* THE PROBLEM
Which lines in the records below contain the word "this"? Copy each of them.

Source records
=====
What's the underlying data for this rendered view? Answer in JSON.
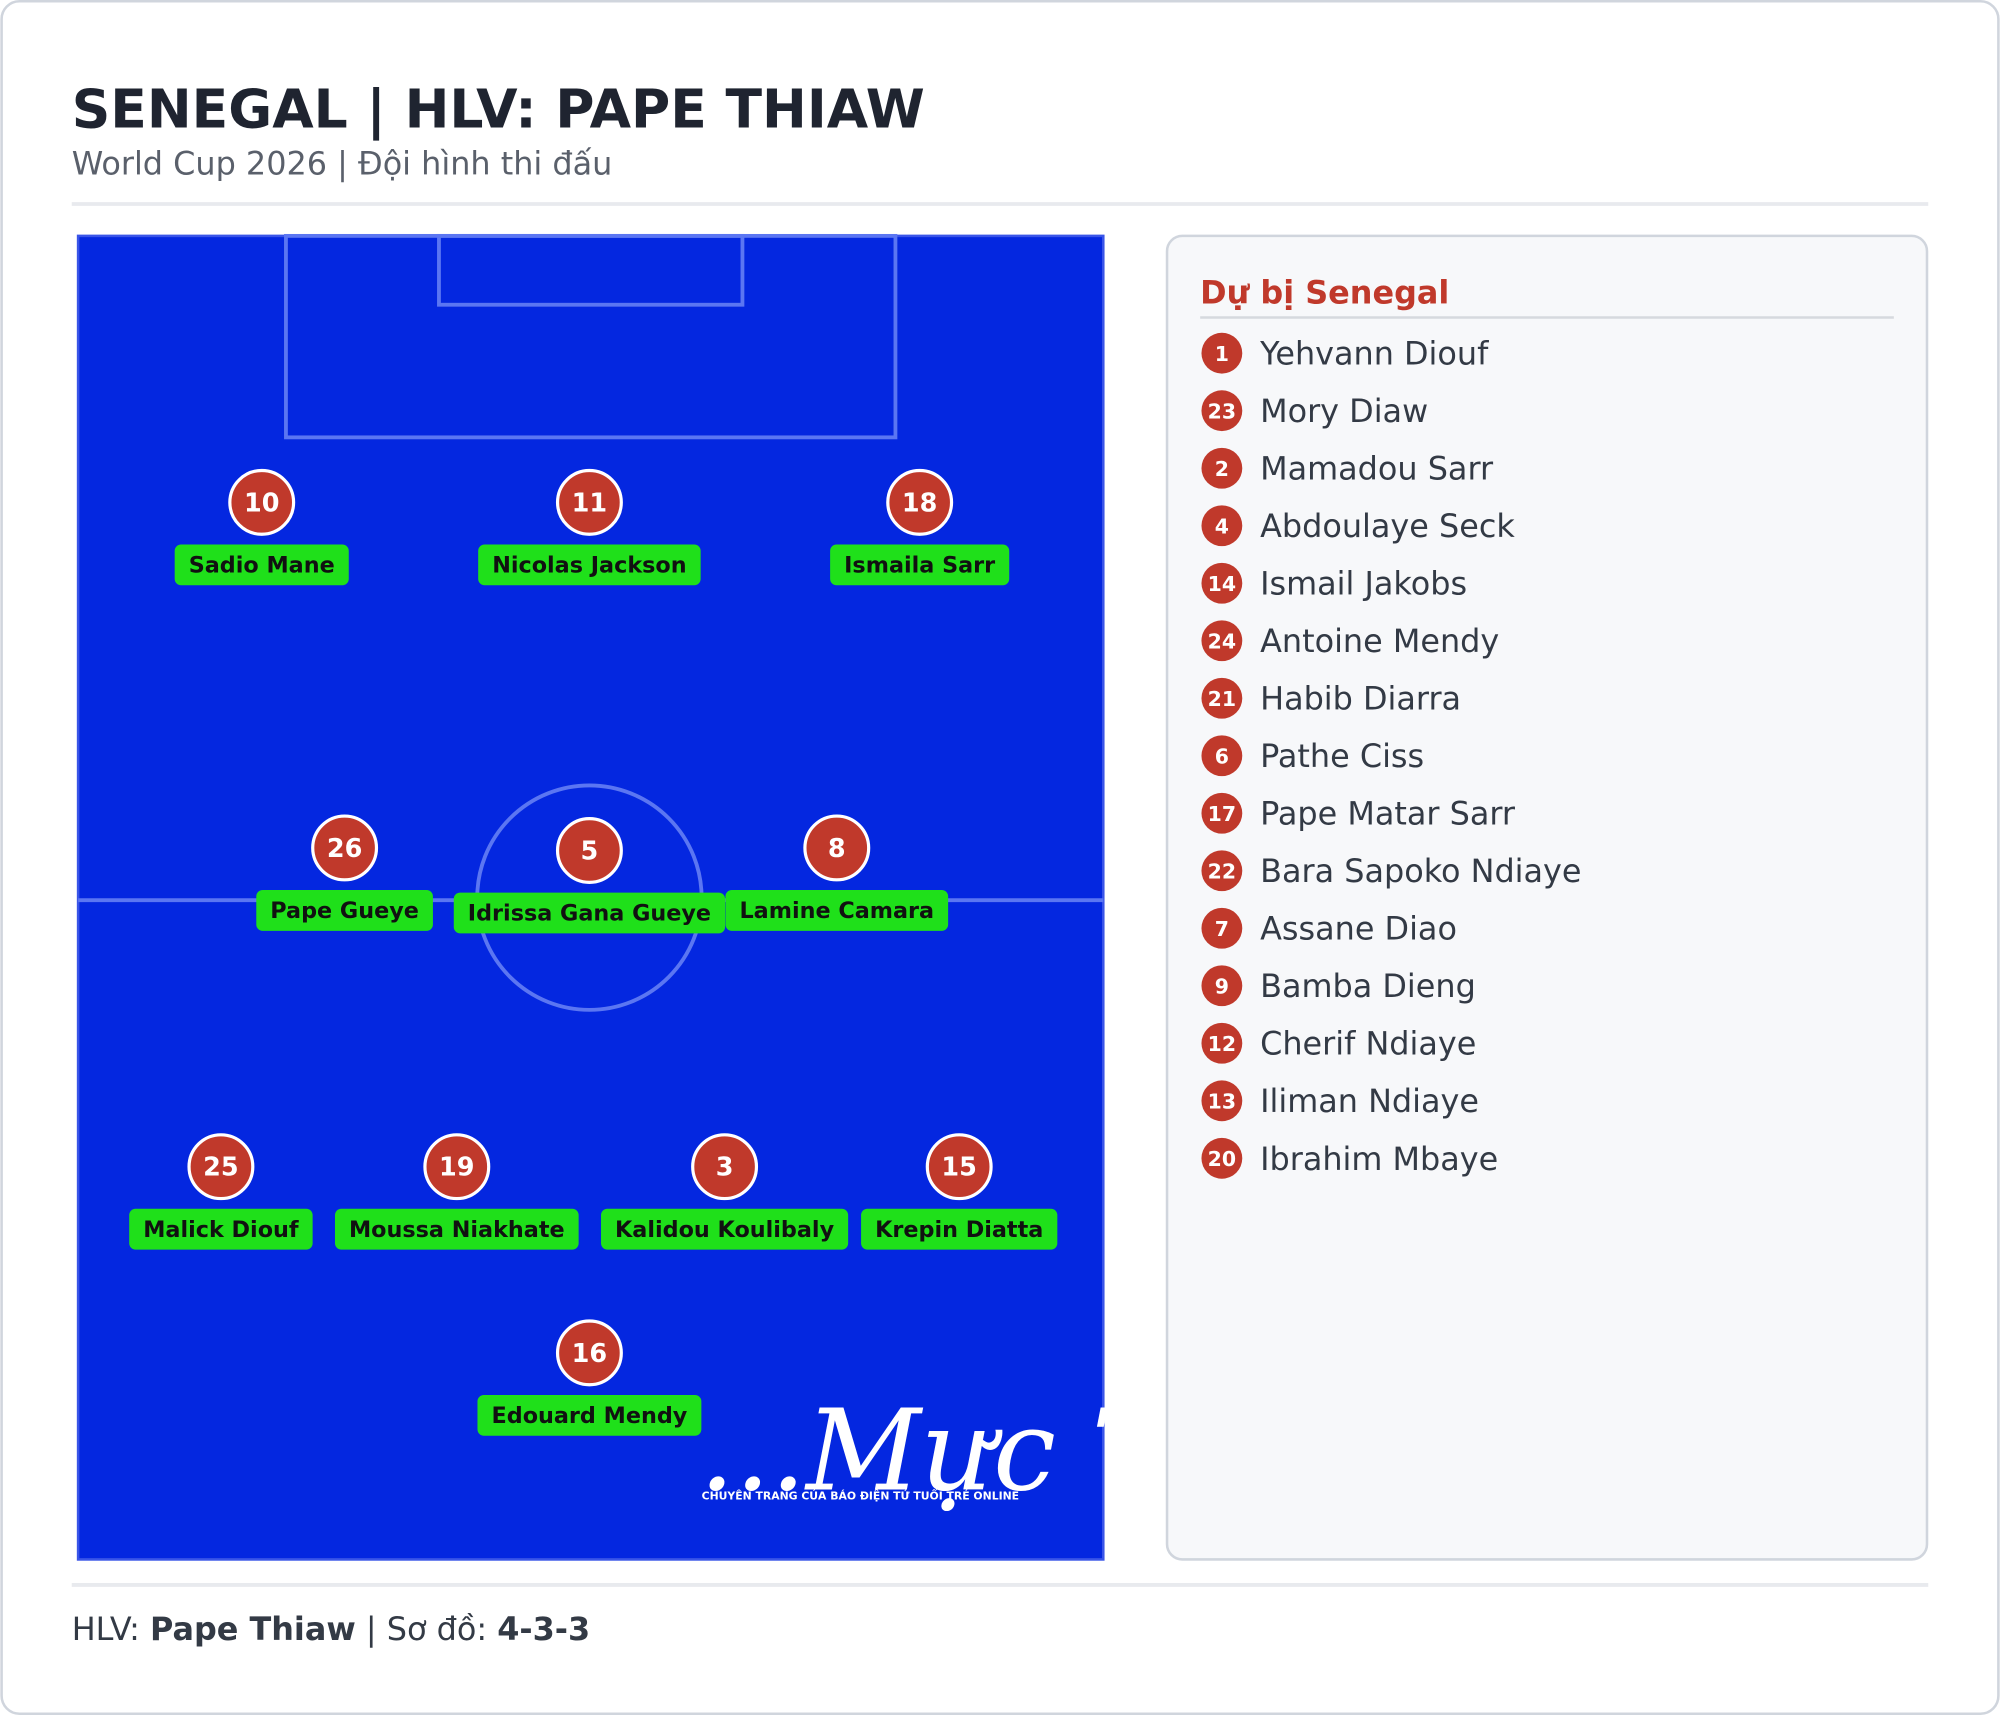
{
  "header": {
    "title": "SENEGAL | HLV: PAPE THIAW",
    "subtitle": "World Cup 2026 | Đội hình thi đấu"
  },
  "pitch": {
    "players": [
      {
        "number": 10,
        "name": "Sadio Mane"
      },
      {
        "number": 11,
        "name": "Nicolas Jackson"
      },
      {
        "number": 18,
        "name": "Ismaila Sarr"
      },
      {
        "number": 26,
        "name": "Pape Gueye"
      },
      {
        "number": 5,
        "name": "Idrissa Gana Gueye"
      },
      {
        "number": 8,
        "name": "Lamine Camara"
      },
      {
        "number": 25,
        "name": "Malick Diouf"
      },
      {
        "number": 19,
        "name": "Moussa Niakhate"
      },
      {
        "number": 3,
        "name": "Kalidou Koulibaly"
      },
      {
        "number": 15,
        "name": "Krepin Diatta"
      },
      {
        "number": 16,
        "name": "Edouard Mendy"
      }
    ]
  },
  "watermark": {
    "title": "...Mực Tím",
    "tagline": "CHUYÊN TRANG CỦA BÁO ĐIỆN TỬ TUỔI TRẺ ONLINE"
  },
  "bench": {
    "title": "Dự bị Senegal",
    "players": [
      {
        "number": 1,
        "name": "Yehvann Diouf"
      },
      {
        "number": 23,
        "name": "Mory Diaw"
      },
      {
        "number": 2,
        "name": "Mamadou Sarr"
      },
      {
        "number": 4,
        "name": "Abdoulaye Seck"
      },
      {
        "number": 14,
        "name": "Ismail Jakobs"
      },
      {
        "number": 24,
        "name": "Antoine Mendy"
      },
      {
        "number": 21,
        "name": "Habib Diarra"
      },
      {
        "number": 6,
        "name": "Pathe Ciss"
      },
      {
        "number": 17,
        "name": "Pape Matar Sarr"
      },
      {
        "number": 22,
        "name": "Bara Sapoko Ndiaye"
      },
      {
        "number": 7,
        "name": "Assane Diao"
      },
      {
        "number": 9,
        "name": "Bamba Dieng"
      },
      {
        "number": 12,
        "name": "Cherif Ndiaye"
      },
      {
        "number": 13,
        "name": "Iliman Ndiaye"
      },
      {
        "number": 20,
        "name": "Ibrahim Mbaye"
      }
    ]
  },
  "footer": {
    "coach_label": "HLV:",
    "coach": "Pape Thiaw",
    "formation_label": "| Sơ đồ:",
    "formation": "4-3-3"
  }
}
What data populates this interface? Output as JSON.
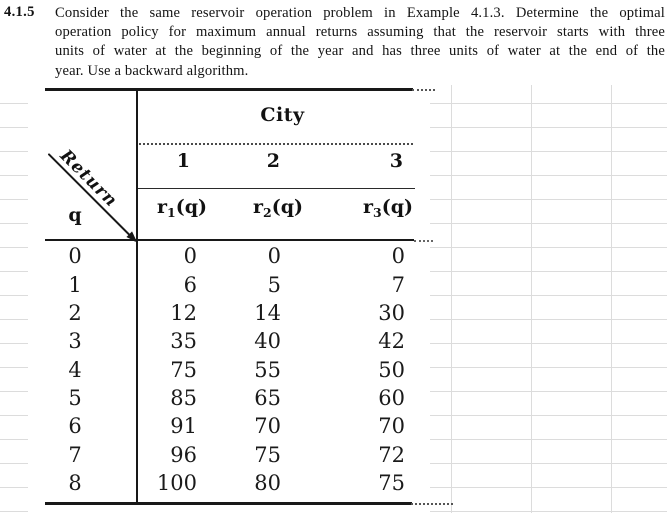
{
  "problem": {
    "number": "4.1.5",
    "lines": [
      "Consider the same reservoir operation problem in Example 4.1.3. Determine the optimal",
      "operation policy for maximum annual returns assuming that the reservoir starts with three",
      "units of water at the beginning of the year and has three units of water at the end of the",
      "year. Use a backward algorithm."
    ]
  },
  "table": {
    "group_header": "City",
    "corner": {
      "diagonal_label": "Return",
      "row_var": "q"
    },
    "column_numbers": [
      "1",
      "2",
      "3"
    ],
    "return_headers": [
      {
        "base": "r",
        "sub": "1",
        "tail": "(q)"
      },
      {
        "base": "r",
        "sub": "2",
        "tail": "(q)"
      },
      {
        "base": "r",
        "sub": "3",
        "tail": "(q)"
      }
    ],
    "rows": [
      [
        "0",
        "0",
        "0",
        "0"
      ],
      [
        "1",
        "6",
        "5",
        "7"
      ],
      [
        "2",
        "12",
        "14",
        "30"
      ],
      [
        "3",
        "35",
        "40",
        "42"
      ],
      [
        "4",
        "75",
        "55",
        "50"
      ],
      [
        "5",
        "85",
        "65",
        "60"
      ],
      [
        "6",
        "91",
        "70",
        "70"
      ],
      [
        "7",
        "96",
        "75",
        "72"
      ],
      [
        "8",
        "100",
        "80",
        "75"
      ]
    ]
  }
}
=====
* TASK SOLUTION
What's the underlying data for this rendered view? Answer in JSON.
What data populates this interface? Output as JSON.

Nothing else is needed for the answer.